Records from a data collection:
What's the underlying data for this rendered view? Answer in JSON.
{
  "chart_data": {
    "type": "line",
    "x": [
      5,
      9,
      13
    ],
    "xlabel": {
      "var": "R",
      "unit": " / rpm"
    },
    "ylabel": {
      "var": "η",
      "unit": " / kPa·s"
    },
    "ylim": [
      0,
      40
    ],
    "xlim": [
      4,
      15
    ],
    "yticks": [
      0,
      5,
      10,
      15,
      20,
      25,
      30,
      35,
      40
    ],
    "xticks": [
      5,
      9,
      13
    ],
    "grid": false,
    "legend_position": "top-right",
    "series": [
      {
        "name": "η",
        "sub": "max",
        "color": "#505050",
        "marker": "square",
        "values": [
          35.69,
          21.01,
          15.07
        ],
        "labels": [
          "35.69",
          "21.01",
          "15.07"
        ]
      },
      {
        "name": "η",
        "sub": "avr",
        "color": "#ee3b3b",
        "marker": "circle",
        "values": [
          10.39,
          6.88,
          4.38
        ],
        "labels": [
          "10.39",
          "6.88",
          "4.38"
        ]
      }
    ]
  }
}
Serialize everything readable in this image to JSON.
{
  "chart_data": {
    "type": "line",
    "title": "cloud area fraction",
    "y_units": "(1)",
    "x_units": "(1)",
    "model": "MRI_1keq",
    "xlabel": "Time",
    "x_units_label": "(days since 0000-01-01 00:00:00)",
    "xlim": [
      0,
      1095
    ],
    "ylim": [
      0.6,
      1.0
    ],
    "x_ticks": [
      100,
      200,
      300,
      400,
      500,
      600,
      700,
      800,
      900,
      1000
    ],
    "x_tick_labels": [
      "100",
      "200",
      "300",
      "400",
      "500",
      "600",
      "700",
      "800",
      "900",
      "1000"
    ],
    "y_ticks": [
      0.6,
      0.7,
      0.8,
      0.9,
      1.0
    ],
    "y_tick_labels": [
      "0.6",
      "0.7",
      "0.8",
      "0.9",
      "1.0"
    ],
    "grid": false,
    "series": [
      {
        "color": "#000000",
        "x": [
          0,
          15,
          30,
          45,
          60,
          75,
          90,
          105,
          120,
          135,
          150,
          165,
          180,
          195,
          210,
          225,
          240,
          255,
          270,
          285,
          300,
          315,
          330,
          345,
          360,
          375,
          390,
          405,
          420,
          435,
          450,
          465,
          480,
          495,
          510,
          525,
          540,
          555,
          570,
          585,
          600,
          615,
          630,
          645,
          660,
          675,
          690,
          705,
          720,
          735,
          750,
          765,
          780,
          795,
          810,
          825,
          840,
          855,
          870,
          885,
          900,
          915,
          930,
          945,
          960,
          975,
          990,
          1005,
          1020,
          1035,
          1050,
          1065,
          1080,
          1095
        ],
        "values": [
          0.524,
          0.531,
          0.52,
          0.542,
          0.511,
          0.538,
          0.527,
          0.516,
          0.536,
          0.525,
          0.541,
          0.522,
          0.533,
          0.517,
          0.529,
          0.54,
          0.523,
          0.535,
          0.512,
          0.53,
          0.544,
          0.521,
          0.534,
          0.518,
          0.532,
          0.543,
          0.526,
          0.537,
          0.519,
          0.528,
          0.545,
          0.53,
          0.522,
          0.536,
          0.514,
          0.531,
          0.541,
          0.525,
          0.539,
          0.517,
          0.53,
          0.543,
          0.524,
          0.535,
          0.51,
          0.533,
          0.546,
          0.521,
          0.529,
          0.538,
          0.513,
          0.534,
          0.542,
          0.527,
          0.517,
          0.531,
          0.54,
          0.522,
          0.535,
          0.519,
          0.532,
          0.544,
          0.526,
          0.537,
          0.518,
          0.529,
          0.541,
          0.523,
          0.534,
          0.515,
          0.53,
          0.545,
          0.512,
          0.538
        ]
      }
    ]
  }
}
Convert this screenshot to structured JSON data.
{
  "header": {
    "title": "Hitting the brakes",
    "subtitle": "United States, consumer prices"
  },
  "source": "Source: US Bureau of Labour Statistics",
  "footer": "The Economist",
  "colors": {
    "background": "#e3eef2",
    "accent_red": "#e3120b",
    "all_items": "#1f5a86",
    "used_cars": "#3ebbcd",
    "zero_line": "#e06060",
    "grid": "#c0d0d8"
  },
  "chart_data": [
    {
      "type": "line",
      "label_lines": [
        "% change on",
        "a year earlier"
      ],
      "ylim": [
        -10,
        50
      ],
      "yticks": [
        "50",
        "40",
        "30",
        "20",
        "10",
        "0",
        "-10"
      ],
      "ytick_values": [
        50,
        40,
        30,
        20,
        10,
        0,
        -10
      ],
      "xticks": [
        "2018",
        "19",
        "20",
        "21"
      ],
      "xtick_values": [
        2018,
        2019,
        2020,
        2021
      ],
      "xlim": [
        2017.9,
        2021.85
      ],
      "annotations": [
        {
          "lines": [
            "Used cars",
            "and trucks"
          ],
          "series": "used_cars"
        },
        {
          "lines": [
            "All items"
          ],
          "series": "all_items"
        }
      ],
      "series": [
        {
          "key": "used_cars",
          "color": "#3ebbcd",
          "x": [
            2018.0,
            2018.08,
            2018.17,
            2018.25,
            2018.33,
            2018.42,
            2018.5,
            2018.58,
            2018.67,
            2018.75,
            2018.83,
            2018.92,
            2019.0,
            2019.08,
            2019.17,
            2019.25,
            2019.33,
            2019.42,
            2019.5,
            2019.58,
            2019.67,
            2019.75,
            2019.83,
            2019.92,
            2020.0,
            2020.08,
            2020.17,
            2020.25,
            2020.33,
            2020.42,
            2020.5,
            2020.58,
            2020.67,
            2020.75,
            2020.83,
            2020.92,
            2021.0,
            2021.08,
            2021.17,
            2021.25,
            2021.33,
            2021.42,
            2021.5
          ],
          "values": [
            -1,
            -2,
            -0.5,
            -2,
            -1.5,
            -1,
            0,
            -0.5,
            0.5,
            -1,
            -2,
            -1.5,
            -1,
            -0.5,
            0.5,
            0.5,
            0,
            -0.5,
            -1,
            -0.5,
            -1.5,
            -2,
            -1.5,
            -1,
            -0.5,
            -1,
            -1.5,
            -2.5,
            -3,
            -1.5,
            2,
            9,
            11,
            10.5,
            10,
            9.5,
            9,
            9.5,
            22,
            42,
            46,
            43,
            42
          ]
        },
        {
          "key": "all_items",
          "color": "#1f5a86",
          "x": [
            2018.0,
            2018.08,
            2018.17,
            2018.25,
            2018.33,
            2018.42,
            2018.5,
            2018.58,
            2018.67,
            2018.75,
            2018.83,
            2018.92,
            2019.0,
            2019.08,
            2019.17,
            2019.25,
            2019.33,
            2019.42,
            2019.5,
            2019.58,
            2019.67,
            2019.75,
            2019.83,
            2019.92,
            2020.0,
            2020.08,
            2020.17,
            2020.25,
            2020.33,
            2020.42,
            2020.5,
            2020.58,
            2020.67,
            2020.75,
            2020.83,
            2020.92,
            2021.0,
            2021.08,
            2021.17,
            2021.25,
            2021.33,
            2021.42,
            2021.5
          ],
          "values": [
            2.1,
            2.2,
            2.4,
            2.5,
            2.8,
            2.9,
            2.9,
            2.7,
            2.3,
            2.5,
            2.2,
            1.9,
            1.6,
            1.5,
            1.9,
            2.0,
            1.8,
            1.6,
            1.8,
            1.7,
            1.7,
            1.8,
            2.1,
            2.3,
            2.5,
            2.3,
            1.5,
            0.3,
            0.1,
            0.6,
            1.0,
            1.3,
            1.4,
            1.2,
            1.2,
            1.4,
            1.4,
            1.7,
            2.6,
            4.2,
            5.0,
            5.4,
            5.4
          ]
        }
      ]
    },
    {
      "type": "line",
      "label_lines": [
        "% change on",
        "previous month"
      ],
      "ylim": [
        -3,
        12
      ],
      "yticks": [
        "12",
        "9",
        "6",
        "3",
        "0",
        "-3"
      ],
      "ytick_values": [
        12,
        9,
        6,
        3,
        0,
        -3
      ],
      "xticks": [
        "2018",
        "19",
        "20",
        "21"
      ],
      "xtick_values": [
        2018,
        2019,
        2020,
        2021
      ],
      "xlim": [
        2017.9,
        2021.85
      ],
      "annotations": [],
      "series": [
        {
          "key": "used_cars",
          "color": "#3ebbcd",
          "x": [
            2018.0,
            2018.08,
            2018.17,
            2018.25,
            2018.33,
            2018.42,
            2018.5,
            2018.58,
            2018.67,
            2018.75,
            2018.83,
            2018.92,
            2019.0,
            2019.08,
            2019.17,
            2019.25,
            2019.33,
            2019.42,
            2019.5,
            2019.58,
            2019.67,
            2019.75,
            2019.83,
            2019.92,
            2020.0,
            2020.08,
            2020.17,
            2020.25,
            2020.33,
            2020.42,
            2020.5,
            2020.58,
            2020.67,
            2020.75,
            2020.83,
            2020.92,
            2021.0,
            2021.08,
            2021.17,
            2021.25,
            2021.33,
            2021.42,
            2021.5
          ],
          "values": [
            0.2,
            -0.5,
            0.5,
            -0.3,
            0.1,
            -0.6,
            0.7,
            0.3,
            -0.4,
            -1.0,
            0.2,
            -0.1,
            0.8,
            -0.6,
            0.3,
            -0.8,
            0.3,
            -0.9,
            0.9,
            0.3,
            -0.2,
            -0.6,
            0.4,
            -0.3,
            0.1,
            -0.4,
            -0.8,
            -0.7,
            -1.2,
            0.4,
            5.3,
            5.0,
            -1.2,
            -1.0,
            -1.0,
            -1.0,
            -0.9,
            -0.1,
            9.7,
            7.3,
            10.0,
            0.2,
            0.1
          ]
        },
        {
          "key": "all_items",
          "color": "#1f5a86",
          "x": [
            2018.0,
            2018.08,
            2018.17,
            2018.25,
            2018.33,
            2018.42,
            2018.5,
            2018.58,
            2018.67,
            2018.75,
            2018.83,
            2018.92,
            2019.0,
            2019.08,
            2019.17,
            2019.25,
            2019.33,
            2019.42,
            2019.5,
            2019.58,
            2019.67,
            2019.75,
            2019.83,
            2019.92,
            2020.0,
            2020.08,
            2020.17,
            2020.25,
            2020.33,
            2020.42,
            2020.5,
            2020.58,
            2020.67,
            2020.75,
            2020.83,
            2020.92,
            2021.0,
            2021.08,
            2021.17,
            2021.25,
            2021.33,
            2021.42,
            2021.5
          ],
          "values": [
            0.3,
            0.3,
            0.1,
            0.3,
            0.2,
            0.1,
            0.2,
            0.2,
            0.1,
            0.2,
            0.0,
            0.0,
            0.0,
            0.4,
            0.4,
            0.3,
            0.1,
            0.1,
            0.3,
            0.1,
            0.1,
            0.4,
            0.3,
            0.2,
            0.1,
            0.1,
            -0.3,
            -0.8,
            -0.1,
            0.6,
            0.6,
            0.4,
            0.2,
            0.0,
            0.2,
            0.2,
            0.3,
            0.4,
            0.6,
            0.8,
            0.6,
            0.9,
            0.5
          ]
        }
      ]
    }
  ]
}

> _Exercise task_: Count up every line above that has the word "JSON" in it; answer with the number alone.

> _The reply_: 3